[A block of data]
━━━━━━━━━━━━━━━━

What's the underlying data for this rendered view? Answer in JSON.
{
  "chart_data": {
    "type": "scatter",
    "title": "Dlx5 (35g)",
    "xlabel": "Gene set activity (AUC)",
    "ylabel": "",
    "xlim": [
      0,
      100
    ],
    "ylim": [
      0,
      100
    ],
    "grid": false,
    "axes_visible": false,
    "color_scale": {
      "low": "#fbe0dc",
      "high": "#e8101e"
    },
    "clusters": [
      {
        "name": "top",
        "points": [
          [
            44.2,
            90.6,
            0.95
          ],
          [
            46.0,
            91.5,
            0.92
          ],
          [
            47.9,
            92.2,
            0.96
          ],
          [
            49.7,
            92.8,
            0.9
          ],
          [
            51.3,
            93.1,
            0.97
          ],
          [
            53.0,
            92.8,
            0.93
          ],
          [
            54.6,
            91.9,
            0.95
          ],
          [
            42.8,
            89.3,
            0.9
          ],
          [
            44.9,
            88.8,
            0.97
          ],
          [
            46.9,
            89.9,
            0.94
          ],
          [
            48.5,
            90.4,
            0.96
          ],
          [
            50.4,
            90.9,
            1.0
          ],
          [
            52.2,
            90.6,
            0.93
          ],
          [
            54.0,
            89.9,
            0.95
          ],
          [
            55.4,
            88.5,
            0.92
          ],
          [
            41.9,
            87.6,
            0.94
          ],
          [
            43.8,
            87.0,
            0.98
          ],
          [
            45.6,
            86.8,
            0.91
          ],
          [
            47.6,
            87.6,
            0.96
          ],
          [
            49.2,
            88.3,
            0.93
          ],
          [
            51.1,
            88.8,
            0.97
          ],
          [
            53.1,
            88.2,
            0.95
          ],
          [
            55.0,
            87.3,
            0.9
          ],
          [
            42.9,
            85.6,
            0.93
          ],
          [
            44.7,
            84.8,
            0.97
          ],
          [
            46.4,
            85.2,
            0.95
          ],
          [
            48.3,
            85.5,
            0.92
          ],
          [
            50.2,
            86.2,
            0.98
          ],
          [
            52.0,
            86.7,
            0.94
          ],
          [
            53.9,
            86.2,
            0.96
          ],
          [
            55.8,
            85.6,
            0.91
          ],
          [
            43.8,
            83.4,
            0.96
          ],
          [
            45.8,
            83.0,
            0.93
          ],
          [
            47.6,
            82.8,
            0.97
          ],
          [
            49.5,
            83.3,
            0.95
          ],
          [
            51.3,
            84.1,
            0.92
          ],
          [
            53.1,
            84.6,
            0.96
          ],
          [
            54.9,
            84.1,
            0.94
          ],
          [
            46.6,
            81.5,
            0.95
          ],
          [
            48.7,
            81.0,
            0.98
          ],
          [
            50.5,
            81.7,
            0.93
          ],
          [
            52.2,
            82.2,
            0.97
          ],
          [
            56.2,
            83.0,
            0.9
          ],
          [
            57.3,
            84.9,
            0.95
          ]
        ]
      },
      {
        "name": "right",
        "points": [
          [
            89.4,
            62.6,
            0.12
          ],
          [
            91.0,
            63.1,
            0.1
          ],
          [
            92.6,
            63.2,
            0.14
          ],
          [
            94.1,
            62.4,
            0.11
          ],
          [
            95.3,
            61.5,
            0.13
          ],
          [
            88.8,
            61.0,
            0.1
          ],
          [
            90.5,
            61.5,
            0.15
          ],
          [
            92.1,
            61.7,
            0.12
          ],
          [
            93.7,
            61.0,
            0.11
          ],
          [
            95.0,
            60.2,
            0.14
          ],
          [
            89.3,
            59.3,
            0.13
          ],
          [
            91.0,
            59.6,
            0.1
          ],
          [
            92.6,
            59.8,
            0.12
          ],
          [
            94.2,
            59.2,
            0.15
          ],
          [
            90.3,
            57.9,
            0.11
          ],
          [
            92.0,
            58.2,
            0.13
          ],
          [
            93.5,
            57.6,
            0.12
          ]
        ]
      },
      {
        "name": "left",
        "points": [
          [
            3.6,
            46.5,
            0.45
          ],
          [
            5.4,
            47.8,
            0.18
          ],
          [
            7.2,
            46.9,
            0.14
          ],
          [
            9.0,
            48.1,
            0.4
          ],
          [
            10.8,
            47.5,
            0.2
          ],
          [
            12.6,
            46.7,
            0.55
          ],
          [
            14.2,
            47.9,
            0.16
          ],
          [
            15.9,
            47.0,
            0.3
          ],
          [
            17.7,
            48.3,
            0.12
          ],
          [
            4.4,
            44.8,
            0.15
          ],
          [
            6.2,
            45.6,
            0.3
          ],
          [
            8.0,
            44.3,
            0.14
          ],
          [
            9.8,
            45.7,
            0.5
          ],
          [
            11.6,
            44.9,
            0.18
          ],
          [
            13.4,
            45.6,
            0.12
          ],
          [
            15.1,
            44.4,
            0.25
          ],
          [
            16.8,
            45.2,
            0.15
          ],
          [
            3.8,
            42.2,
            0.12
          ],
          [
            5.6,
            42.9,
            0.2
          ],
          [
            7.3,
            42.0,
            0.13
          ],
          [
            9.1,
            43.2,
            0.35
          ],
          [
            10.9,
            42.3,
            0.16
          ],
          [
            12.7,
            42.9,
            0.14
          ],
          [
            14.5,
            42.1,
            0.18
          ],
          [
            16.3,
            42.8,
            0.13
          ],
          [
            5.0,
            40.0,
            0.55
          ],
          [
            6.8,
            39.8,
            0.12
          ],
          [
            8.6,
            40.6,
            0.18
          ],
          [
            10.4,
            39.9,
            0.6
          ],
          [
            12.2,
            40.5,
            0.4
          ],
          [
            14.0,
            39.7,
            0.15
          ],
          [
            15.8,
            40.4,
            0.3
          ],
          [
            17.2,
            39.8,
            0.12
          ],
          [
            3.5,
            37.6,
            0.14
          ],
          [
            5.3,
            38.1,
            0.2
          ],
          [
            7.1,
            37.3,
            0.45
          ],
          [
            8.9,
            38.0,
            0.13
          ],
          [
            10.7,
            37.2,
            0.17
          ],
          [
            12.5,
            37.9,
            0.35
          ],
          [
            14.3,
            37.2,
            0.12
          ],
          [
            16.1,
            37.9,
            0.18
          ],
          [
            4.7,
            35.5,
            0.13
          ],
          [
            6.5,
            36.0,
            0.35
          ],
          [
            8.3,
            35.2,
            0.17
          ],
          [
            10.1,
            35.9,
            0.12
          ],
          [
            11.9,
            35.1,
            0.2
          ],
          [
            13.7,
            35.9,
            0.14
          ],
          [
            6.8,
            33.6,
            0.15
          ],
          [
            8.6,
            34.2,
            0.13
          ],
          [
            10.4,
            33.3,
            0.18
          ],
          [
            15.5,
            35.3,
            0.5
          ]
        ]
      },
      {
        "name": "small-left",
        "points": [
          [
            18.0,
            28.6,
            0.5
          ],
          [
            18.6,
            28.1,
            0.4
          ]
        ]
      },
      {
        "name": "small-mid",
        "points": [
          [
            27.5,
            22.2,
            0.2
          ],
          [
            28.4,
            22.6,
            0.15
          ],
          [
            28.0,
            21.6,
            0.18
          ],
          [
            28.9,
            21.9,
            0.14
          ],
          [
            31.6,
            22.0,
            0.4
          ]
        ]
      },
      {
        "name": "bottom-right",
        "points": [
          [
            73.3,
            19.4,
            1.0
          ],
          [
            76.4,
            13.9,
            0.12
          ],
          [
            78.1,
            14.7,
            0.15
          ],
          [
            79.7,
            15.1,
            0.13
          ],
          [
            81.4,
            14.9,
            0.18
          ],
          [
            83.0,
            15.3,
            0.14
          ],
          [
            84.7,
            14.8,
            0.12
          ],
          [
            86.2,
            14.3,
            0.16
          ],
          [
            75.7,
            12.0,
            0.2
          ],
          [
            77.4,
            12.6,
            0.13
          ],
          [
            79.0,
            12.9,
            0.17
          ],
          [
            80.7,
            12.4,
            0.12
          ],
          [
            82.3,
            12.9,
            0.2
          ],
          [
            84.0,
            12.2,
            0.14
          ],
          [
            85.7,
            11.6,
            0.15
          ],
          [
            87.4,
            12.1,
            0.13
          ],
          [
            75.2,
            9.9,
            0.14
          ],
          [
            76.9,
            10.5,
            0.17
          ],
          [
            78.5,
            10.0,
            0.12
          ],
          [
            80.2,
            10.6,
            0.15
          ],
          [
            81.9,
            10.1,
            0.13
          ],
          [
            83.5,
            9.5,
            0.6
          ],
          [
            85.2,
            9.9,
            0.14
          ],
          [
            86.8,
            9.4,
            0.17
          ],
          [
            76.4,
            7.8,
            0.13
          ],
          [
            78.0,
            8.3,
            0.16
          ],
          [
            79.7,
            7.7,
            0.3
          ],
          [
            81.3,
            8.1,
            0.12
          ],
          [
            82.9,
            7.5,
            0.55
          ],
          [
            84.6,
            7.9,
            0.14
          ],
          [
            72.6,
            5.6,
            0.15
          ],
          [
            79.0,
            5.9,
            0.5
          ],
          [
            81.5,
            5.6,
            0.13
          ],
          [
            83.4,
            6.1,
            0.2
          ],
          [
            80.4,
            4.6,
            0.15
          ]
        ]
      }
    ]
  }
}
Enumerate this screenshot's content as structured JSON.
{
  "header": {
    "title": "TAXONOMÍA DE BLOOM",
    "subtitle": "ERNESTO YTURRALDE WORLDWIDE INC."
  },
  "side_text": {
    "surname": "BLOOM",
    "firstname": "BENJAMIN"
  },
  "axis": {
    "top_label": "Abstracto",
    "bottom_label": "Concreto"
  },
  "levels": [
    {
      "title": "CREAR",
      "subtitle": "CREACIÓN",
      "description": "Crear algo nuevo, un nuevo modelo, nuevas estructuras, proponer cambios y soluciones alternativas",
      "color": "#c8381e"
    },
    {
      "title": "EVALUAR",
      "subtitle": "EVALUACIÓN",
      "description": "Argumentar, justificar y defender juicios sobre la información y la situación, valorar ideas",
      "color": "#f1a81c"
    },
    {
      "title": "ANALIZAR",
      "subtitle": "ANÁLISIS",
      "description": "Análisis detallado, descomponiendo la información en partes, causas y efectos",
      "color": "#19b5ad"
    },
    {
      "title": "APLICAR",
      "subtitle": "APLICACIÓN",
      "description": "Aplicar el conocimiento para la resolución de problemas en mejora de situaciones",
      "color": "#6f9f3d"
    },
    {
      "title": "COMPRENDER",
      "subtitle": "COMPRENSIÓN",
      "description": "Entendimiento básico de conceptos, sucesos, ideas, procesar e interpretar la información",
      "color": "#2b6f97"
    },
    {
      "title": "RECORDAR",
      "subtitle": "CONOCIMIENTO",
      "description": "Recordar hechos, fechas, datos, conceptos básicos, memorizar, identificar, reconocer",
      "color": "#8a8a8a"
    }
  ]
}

━━━━━━━━━━━━━━━━

## AIM OF THE TASK
Where a line holds the string "this", copy that line.

## FULL SOLUTION
What's the underlying data for this rendered view? Answer in JSON.
Enumerate this screenshot's content as structured JSON.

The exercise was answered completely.